## Short problem
Find every line in the records that holds the string "screenshot". Copy each one.

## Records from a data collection
'''
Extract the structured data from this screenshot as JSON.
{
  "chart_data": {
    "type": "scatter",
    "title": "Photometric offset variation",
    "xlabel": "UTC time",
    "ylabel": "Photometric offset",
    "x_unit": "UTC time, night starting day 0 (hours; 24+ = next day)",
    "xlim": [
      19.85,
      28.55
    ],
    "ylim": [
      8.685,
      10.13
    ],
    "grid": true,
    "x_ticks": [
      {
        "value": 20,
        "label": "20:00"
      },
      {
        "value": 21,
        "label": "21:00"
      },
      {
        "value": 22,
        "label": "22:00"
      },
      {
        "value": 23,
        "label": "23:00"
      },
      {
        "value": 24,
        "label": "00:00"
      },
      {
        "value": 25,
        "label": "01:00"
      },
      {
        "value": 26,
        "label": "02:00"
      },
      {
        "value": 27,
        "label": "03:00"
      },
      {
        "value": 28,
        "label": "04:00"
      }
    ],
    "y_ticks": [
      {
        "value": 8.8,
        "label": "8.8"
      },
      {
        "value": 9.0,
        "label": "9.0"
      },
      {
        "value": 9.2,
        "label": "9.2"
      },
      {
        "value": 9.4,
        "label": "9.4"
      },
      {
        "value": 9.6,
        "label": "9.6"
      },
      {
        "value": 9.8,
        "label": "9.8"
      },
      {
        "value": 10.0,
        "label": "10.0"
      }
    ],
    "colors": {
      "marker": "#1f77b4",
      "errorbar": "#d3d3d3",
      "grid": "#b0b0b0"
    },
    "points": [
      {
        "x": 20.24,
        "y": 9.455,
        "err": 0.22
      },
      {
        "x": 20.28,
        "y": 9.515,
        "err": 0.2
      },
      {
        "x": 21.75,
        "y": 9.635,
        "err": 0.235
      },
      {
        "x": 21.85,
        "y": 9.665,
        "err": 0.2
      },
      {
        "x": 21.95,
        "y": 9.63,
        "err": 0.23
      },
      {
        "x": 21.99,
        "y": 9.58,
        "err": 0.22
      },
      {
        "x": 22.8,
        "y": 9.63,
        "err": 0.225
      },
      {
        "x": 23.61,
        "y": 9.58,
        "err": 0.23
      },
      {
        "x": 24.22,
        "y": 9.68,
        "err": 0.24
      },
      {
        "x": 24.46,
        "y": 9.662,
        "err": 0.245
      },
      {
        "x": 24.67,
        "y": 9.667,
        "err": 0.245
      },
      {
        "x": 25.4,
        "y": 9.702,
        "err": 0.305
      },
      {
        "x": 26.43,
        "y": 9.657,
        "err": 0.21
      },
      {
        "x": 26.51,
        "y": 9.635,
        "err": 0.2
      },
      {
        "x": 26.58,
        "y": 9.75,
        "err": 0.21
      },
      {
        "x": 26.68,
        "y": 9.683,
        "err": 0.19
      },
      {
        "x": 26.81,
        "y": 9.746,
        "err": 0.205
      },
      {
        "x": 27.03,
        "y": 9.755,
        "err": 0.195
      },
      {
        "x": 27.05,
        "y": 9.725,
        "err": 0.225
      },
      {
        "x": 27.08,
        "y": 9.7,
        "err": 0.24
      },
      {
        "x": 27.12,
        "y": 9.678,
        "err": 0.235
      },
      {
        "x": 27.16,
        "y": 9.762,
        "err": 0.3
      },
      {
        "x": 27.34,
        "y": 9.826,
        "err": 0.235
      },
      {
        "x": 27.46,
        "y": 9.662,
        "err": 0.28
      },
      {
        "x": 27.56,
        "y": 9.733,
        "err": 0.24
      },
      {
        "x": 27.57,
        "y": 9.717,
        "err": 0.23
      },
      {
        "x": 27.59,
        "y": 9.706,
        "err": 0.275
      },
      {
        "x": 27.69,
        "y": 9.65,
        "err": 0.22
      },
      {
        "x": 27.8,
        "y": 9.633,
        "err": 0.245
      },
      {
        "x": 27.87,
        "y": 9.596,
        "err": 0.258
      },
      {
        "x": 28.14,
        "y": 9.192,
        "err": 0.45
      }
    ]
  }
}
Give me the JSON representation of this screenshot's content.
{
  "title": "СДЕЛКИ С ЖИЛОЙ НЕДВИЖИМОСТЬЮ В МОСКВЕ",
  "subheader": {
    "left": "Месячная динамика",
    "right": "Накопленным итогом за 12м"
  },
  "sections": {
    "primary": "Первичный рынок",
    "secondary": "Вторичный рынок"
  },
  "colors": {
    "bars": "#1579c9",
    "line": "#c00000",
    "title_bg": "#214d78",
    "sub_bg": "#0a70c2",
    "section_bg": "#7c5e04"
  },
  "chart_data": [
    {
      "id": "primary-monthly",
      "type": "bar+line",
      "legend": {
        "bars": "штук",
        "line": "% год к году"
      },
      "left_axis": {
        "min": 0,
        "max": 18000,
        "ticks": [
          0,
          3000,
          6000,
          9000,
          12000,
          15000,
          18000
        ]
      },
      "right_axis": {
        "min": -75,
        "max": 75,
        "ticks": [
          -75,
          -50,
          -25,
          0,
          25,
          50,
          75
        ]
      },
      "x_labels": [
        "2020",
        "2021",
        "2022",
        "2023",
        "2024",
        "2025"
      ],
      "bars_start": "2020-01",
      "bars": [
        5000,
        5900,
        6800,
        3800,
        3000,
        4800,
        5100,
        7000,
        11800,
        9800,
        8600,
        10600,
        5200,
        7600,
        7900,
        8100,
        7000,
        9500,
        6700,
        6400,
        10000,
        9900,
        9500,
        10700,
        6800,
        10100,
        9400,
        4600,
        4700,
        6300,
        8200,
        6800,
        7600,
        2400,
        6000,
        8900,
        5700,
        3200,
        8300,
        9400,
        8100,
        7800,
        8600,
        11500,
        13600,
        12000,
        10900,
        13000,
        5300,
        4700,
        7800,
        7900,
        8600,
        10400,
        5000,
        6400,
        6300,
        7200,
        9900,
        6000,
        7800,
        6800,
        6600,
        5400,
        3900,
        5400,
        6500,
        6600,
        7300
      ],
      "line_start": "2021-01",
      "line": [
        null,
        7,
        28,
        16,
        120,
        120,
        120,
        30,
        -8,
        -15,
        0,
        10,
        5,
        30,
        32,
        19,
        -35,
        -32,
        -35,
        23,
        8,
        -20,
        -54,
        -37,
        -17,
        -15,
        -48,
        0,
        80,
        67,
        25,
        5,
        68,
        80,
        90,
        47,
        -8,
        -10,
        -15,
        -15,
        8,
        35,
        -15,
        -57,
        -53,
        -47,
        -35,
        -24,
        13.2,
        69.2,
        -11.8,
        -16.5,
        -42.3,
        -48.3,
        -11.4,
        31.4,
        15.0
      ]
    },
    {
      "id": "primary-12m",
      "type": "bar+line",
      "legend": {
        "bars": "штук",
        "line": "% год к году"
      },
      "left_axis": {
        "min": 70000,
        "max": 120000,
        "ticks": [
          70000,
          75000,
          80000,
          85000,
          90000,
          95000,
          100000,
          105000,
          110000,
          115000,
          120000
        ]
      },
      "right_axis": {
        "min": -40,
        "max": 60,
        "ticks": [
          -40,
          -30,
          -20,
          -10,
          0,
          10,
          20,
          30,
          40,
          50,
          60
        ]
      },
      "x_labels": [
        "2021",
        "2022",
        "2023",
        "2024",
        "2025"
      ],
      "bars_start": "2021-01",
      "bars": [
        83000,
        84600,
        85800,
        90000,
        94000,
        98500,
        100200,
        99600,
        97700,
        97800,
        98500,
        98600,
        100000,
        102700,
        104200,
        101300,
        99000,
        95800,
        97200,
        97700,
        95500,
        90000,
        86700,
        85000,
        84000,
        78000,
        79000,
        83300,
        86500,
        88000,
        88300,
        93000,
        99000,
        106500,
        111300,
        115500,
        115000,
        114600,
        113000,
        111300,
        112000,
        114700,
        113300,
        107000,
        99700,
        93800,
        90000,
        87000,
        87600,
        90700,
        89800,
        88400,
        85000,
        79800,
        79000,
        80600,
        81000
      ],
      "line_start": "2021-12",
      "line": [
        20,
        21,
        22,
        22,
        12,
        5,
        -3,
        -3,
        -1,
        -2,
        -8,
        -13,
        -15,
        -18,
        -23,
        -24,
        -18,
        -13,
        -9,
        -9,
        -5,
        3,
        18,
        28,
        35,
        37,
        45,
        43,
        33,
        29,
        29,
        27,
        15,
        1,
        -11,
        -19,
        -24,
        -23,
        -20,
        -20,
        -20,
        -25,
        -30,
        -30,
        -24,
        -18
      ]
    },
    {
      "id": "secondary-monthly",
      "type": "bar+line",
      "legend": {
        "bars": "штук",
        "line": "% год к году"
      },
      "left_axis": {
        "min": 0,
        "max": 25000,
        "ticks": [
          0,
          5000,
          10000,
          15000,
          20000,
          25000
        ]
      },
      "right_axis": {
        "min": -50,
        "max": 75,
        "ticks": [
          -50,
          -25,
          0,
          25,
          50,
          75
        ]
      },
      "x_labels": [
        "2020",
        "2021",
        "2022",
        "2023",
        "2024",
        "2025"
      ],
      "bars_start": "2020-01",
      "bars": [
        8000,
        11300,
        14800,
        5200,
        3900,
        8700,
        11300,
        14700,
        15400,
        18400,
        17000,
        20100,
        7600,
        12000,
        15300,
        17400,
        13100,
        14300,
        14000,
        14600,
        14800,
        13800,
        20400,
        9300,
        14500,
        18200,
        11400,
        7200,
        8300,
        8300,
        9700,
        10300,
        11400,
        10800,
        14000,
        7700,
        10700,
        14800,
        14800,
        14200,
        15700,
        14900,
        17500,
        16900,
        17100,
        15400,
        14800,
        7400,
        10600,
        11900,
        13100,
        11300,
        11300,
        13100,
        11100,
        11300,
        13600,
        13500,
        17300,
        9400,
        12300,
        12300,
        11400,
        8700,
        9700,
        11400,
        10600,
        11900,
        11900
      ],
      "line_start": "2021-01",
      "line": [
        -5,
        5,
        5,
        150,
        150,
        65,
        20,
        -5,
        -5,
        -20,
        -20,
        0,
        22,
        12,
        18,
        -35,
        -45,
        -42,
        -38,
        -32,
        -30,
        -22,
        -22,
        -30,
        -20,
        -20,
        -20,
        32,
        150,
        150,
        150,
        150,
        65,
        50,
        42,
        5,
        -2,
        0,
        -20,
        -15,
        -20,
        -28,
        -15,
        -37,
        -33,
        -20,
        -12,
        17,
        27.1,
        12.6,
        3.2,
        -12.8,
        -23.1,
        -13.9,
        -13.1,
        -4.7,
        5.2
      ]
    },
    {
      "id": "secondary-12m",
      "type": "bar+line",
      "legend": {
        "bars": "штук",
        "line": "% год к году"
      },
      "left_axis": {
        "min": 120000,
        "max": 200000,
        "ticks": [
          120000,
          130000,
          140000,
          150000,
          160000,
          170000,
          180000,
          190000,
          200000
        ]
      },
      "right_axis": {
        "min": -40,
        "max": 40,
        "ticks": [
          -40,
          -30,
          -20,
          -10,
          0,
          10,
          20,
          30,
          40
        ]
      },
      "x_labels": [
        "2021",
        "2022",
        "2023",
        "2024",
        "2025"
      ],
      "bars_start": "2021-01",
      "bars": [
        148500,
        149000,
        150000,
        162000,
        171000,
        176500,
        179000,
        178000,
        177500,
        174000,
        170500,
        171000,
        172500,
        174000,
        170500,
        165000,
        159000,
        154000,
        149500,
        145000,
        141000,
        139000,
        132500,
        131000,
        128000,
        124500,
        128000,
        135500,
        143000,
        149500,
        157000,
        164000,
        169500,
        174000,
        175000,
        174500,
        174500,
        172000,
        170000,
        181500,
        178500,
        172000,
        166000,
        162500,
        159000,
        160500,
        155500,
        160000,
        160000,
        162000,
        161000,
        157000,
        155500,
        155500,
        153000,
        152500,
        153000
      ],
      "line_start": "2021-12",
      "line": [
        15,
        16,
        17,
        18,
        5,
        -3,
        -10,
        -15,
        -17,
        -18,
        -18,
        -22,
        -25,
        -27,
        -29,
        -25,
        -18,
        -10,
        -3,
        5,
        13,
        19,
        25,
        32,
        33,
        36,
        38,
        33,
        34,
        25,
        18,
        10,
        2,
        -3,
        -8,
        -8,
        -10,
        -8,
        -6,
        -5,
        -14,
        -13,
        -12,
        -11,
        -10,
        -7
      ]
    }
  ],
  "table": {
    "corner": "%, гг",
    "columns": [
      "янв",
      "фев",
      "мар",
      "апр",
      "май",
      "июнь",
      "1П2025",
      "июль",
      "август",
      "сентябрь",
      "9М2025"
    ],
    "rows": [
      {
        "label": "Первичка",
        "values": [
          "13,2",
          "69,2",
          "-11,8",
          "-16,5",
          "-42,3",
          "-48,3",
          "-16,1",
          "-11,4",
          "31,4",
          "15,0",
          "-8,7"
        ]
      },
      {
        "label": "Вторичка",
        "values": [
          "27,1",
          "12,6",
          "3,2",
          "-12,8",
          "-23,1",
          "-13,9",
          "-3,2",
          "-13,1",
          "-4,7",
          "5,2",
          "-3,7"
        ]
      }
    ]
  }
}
'''
## Written solution
Extract the structured data from this screenshot as JSON.
Give me the JSON representation of this screenshot's content.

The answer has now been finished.